What needs to be done: Review the listing and copy each line that holds the word "values".

(Items from a data source)
>>>

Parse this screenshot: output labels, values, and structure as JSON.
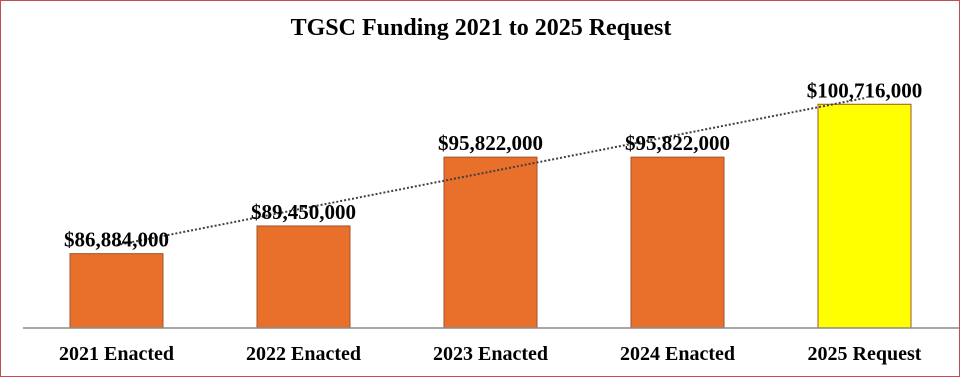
{
  "chart_data": {
    "type": "bar",
    "title": "TGSC Funding 2021 to 2025 Request",
    "categories": [
      "2021 Enacted",
      "2022 Enacted",
      "2023 Enacted",
      "2024 Enacted",
      "2025 Request"
    ],
    "values": [
      86884000,
      89450000,
      95822000,
      95822000,
      100716000
    ],
    "data_labels": [
      "$86,884,000",
      "$89,450,000",
      "$95,822,000",
      "$95,822,000",
      "$100,716,000"
    ],
    "bar_colors": [
      "#e8702a",
      "#e8702a",
      "#e8702a",
      "#e8702a",
      "#ffff00"
    ],
    "bar_outline": "#a0522d",
    "trendline": {
      "type": "linear",
      "style": "dotted",
      "color": "#404040"
    },
    "ylim": [
      80000000,
      102500000
    ],
    "xlabel": "",
    "ylabel": "",
    "grid": false,
    "legend": "none"
  }
}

<<<

Response below:
Parse this screenshot: output labels, values, and structure as JSON.
    "values": [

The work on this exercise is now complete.